■ WHAT TO DO: Each line containing the word "Zentral" must be collected.

Begin SOURCE RECORDS

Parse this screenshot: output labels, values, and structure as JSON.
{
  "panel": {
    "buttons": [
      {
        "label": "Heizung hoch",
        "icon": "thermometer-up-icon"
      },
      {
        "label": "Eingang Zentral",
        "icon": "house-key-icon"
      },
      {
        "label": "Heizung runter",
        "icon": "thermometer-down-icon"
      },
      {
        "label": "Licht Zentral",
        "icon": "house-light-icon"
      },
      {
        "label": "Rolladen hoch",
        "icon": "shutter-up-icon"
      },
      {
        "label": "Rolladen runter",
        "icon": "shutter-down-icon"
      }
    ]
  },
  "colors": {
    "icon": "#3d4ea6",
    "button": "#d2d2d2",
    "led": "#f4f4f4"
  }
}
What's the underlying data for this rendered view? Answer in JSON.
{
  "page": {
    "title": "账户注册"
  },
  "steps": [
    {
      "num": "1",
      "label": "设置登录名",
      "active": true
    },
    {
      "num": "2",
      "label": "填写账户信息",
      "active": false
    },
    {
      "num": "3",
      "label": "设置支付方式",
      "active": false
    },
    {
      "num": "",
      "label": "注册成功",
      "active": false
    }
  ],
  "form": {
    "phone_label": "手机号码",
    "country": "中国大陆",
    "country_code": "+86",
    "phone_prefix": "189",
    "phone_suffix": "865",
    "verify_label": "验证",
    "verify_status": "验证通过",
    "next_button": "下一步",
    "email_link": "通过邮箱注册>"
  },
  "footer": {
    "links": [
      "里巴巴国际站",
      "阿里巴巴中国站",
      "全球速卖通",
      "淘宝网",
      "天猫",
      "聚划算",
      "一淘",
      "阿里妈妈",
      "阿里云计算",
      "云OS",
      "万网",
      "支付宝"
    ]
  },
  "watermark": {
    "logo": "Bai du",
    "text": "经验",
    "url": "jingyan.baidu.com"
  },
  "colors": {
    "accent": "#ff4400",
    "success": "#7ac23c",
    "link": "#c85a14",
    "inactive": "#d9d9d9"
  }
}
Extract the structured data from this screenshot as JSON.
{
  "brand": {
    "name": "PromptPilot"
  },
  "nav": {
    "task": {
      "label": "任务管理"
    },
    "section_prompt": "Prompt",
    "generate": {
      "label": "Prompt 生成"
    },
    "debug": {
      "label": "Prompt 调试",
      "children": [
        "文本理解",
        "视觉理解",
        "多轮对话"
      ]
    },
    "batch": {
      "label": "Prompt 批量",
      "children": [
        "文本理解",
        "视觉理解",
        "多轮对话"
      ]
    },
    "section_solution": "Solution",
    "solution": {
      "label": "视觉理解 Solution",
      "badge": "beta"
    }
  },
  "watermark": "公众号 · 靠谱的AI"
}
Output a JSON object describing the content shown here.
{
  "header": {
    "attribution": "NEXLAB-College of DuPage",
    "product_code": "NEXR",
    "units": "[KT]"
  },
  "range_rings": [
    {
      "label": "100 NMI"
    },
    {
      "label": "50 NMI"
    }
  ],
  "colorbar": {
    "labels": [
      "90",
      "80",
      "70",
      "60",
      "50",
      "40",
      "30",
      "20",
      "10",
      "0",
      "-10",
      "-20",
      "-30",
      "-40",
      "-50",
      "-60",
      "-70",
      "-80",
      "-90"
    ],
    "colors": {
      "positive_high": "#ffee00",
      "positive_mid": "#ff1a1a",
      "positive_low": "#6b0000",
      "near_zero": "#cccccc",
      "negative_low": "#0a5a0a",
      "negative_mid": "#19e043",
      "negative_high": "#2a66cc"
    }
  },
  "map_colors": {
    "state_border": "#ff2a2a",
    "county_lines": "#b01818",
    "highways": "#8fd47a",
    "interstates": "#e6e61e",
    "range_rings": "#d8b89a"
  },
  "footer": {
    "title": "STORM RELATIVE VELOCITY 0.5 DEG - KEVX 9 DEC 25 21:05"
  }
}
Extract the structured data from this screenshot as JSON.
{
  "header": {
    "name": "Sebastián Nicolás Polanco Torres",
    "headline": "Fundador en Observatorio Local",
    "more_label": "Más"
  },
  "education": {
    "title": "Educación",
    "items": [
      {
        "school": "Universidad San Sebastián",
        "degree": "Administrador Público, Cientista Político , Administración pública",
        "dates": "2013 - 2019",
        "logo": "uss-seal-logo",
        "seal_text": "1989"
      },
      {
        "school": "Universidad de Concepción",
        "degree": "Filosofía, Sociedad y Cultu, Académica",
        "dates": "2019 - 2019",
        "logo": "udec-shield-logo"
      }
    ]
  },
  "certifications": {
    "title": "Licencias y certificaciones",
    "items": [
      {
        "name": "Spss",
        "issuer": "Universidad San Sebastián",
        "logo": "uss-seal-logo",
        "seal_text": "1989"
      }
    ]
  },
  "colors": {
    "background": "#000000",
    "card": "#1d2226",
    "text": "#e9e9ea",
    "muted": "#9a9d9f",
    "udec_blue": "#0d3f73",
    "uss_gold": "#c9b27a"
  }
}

End SOURCE RECORDS

■ WRITTEN SOLUTION:
        "label": "Eingang Zentral",
        "label": "Licht Zentral",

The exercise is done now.